Restate the entries below verbatim.
___ PROVIDED DATA
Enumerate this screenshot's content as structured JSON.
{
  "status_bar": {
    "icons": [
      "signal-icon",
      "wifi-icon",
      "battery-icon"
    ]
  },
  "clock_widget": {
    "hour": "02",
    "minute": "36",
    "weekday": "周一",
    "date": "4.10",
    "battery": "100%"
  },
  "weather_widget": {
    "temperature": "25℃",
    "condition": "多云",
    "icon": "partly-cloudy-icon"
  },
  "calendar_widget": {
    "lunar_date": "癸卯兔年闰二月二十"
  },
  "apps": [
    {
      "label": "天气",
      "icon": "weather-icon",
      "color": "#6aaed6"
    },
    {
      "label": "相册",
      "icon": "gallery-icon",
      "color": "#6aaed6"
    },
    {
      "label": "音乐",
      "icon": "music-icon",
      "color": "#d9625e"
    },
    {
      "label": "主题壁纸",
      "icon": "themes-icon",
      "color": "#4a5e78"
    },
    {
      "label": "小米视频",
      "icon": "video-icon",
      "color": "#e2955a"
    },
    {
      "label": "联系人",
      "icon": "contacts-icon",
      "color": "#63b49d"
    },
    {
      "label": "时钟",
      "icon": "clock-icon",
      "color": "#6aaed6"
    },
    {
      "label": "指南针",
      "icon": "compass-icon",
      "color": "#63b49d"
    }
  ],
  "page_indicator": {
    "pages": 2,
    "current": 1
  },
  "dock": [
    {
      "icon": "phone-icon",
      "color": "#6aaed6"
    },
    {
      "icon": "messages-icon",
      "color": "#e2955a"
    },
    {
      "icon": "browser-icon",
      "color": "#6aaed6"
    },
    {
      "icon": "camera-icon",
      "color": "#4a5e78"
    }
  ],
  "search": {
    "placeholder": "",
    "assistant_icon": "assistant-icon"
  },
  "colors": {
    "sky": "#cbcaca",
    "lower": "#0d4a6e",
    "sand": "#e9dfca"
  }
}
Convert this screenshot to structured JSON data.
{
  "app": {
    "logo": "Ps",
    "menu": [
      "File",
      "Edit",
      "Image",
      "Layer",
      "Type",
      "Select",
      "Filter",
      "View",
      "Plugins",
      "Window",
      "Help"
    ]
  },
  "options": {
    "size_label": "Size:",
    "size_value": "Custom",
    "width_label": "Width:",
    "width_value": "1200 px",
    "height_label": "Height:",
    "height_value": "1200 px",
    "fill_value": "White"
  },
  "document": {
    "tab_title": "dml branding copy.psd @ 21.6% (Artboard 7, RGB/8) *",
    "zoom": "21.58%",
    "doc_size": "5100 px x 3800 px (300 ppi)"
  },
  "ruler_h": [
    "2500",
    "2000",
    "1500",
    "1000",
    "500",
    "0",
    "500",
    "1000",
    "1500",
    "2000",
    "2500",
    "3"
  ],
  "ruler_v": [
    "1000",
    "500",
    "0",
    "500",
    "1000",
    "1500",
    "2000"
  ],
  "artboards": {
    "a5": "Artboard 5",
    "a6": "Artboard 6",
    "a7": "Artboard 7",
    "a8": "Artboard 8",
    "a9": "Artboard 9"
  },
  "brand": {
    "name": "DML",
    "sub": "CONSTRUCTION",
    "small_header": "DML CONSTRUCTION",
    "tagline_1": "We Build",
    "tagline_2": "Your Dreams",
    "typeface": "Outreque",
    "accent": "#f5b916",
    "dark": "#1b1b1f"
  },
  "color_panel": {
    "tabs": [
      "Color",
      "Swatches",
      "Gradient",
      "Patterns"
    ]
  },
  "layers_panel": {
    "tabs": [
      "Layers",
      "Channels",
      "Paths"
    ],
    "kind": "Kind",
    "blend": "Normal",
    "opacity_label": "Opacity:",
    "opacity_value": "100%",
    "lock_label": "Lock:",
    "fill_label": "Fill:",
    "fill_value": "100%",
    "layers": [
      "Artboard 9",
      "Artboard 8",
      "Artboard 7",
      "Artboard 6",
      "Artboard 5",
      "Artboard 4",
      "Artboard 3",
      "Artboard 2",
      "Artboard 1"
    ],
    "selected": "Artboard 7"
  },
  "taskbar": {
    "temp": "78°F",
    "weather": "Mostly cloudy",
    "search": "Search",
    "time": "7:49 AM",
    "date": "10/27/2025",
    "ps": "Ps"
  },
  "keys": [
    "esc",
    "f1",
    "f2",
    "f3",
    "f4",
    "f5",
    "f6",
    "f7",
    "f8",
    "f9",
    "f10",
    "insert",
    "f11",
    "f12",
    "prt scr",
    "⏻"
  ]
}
______
TASK SOLUTION -
Enumerate this screenshot's content as structured JSON.
{
  "status_bar": {
    "icons": [
      "signal-icon",
      "wifi-icon",
      "battery-icon"
    ]
  },
  "clock_widget": {
    "hour": "02",
    "minute": "36",
    "weekday": "周一",
    "date": "4.10",
    "battery": "100%"
  },
  "weather_widget": {
    "temperature": "25℃",
    "condition": "多云",
    "icon": "partly-cloudy-icon"
  },
  "calendar_widget": {
    "lunar_date": "癸卯兔年闰二月二十"
  },
  "apps": [
    {
      "label": "天气",
      "icon": "weather-icon",
      "color": "#6aaed6"
    },
    {
      "label": "相册",
      "icon": "gallery-icon",
      "color": "#6aaed6"
    },
    {
      "label": "音乐",
      "icon": "music-icon",
      "color": "#d9625e"
    },
    {
      "label": "主题壁纸",
      "icon": "themes-icon",
      "color": "#4a5e78"
    },
    {
      "label": "小米视频",
      "icon": "video-icon",
      "color": "#e2955a"
    },
    {
      "label": "联系人",
      "icon": "contacts-icon",
      "color": "#63b49d"
    },
    {
      "label": "时钟",
      "icon": "clock-icon",
      "color": "#6aaed6"
    },
    {
      "label": "指南针",
      "icon": "compass-icon",
      "color": "#63b49d"
    }
  ],
  "page_indicator": {
    "pages": 2,
    "current": 1
  },
  "dock": [
    {
      "icon": "phone-icon",
      "color": "#6aaed6"
    },
    {
      "icon": "messages-icon",
      "color": "#e2955a"
    },
    {
      "icon": "browser-icon",
      "color": "#6aaed6"
    },
    {
      "icon": "camera-icon",
      "color": "#4a5e78"
    }
  ],
  "search": {
    "placeholder": "",
    "assistant_icon": "assistant-icon"
  },
  "colors": {
    "sky": "#cbcaca",
    "lower": "#0d4a6e",
    "sand": "#e9dfca"
  }
}
Convert this screenshot to structured JSON data.
{
  "app": {
    "logo": "Ps",
    "menu": [
      "File",
      "Edit",
      "Image",
      "Layer",
      "Type",
      "Select",
      "Filter",
      "View",
      "Plugins",
      "Window",
      "Help"
    ]
  },
  "options": {
    "size_label": "Size:",
    "size_value": "Custom",
    "width_label": "Width:",
    "width_value": "1200 px",
    "height_label": "Height:",
    "height_value": "1200 px",
    "fill_value": "White"
  },
  "document": {
    "tab_title": "dml branding copy.psd @ 21.6% (Artboard 7, RGB/8) *",
    "zoom": "21.58%",
    "doc_size": "5100 px x 3800 px (300 ppi)"
  },
  "ruler_h": [
    "2500",
    "2000",
    "1500",
    "1000",
    "500",
    "0",
    "500",
    "1000",
    "1500",
    "2000",
    "2500",
    "3"
  ],
  "ruler_v": [
    "1000",
    "500",
    "0",
    "500",
    "1000",
    "1500",
    "2000"
  ],
  "artboards": {
    "a5": "Artboard 5",
    "a6": "Artboard 6",
    "a7": "Artboard 7",
    "a8": "Artboard 8",
    "a9": "Artboard 9"
  },
  "brand": {
    "name": "DML",
    "sub": "CONSTRUCTION",
    "small_header": "DML CONSTRUCTION",
    "tagline_1": "We Build",
    "tagline_2": "Your Dreams",
    "typeface": "Outreque",
    "accent": "#f5b916",
    "dark": "#1b1b1f"
  },
  "color_panel": {
    "tabs": [
      "Color",
      "Swatches",
      "Gradient",
      "Patterns"
    ]
  },
  "layers_panel": {
    "tabs": [
      "Layers",
      "Channels",
      "Paths"
    ],
    "kind": "Kind",
    "blend": "Normal",
    "opacity_label": "Opacity:",
    "opacity_value": "100%",
    "lock_label": "Lock:",
    "fill_label": "Fill:",
    "fill_value": "100%",
    "layers": [
      "Artboard 9",
      "Artboard 8",
      "Artboard 7",
      "Artboard 6",
      "Artboard 5",
      "Artboard 4",
      "Artboard 3",
      "Artboard 2",
      "Artboard 1"
    ],
    "selected": "Artboard 7"
  },
  "taskbar": {
    "temp": "78°F",
    "weather": "Mostly cloudy",
    "search": "Search",
    "time": "7:49 AM",
    "date": "10/27/2025",
    "ps": "Ps"
  },
  "keys": [
    "esc",
    "f1",
    "f2",
    "f3",
    "f4",
    "f5",
    "f6",
    "f7",
    "f8",
    "f9",
    "f10",
    "insert",
    "f11",
    "f12",
    "prt scr",
    "⏻"
  ]
}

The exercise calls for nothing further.